*GIVEN INSTRUCTION*
Reproduce each line exactly, including spacing and punctuation.

(Stored dataset items)
________________________

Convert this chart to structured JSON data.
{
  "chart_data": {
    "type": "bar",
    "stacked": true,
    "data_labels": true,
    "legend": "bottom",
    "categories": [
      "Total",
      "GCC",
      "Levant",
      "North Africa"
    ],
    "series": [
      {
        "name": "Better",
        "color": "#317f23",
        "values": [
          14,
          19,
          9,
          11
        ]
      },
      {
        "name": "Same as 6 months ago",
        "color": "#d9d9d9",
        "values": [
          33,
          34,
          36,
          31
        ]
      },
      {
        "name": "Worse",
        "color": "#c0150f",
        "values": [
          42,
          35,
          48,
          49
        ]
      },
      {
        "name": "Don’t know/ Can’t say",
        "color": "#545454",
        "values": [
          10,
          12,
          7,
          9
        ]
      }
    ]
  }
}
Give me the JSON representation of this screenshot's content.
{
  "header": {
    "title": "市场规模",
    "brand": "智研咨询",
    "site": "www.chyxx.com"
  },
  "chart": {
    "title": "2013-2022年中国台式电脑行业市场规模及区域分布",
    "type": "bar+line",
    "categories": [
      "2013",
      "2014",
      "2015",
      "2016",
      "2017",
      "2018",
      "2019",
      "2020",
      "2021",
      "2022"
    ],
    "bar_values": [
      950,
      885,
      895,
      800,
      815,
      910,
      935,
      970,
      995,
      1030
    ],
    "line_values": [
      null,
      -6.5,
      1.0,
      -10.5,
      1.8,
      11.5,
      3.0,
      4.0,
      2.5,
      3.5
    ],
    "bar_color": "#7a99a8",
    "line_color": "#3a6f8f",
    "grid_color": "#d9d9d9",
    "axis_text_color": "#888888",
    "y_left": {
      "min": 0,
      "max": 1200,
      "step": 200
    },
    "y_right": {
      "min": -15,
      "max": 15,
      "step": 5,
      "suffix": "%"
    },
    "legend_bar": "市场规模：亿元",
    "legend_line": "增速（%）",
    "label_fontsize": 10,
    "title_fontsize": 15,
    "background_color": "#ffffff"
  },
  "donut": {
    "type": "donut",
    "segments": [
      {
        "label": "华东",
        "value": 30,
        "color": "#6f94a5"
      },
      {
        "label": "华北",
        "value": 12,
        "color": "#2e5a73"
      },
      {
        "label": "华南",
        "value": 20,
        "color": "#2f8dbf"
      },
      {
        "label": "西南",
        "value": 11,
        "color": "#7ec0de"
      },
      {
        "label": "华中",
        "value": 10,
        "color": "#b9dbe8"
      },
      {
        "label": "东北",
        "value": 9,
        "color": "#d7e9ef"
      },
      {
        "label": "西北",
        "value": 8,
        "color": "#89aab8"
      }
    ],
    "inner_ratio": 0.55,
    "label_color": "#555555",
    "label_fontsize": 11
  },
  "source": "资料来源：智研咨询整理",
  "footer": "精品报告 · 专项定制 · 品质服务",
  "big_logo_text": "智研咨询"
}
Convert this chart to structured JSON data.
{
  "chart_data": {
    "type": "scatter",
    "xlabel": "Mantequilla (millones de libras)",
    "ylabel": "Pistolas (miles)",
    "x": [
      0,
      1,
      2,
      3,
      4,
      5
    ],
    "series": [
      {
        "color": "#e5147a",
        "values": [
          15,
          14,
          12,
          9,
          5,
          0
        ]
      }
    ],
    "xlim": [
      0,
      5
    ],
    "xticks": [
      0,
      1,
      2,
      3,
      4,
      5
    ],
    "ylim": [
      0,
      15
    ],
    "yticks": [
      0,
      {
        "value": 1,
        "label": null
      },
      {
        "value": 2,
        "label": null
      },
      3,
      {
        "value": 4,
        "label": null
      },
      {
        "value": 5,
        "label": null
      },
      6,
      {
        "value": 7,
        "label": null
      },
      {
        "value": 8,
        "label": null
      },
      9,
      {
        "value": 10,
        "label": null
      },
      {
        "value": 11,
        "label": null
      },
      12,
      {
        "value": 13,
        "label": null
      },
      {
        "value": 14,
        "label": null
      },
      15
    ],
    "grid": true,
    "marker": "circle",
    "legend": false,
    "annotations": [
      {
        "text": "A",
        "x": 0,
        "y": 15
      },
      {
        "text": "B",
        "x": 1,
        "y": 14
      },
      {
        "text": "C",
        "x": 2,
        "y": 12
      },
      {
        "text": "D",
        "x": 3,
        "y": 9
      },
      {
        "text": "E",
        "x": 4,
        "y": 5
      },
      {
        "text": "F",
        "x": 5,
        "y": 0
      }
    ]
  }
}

________________________

*EXERCISE OUTPUT*
Convert this chart to structured JSON data.
{
  "chart_data": {
    "type": "bar",
    "stacked": true,
    "data_labels": true,
    "legend": "bottom",
    "categories": [
      "Total",
      "GCC",
      "Levant",
      "North Africa"
    ],
    "series": [
      {
        "name": "Better",
        "color": "#317f23",
        "values": [
          14,
          19,
          9,
          11
        ]
      },
      {
        "name": "Same as 6 months ago",
        "color": "#d9d9d9",
        "values": [
          33,
          34,
          36,
          31
        ]
      },
      {
        "name": "Worse",
        "color": "#c0150f",
        "values": [
          42,
          35,
          48,
          49
        ]
      },
      {
        "name": "Don’t know/ Can’t say",
        "color": "#545454",
        "values": [
          10,
          12,
          7,
          9
        ]
      }
    ]
  }
}
Give me the JSON representation of this screenshot's content.
{
  "header": {
    "title": "市场规模",
    "brand": "智研咨询",
    "site": "www.chyxx.com"
  },
  "chart": {
    "title": "2013-2022年中国台式电脑行业市场规模及区域分布",
    "type": "bar+line",
    "categories": [
      "2013",
      "2014",
      "2015",
      "2016",
      "2017",
      "2018",
      "2019",
      "2020",
      "2021",
      "2022"
    ],
    "bar_values": [
      950,
      885,
      895,
      800,
      815,
      910,
      935,
      970,
      995,
      1030
    ],
    "line_values": [
      null,
      -6.5,
      1.0,
      -10.5,
      1.8,
      11.5,
      3.0,
      4.0,
      2.5,
      3.5
    ],
    "bar_color": "#7a99a8",
    "line_color": "#3a6f8f",
    "grid_color": "#d9d9d9",
    "axis_text_color": "#888888",
    "y_left": {
      "min": 0,
      "max": 1200,
      "step": 200
    },
    "y_right": {
      "min": -15,
      "max": 15,
      "step": 5,
      "suffix": "%"
    },
    "legend_bar": "市场规模：亿元",
    "legend_line": "增速（%）",
    "label_fontsize": 10,
    "title_fontsize": 15,
    "background_color": "#ffffff"
  },
  "donut": {
    "type": "donut",
    "segments": [
      {
        "label": "华东",
        "value": 30,
        "color": "#6f94a5"
      },
      {
        "label": "华北",
        "value": 12,
        "color": "#2e5a73"
      },
      {
        "label": "华南",
        "value": 20,
        "color": "#2f8dbf"
      },
      {
        "label": "西南",
        "value": 11,
        "color": "#7ec0de"
      },
      {
        "label": "华中",
        "value": 10,
        "color": "#b9dbe8"
      },
      {
        "label": "东北",
        "value": 9,
        "color": "#d7e9ef"
      },
      {
        "label": "西北",
        "value": 8,
        "color": "#89aab8"
      }
    ],
    "inner_ratio": 0.55,
    "label_color": "#555555",
    "label_fontsize": 11
  },
  "source": "资料来源：智研咨询整理",
  "footer": "精品报告 · 专项定制 · 品质服务",
  "big_logo_text": "智研咨询"
}
Convert this chart to structured JSON data.
{
  "chart_data": {
    "type": "scatter",
    "xlabel": "Mantequilla (millones de libras)",
    "ylabel": "Pistolas (miles)",
    "x": [
      0,
      1,
      2,
      3,
      4,
      5
    ],
    "series": [
      {
        "color": "#e5147a",
        "values": [
          15,
          14,
          12,
          9,
          5,
          0
        ]
      }
    ],
    "xlim": [
      0,
      5
    ],
    "xticks": [
      0,
      1,
      2,
      3,
      4,
      5
    ],
    "ylim": [
      0,
      15
    ],
    "yticks": [
      0,
      {
        "value": 1,
        "label": null
      },
      {
        "value": 2,
        "label": null
      },
      3,
      {
        "value": 4,
        "label": null
      },
      {
        "value": 5,
        "label": null
      },
      6,
      {
        "value": 7,
        "label": null
      },
      {
        "value": 8,
        "label": null
      },
      9,
      {
        "value": 10,
        "label": null
      },
      {
        "value": 11,
        "label": null
      },
      12,
      {
        "value": 13,
        "label": null
      },
      {
        "value": 14,
        "label": null
      },
      15
    ],
    "grid": true,
    "marker": "circle",
    "legend": false,
    "annotations": [
      {
        "text": "A",
        "x": 0,
        "y": 15
      },
      {
        "text": "B",
        "x": 1,
        "y": 14
      },
      {
        "text": "C",
        "x": 2,
        "y": 12
      },
      {
        "text": "D",
        "x": 3,
        "y": 9
      },
      {
        "text": "E",
        "x": 4,
        "y": 5
      },
      {
        "text": "F",
        "x": 5,
        "y": 0
      }
    ]
  }
}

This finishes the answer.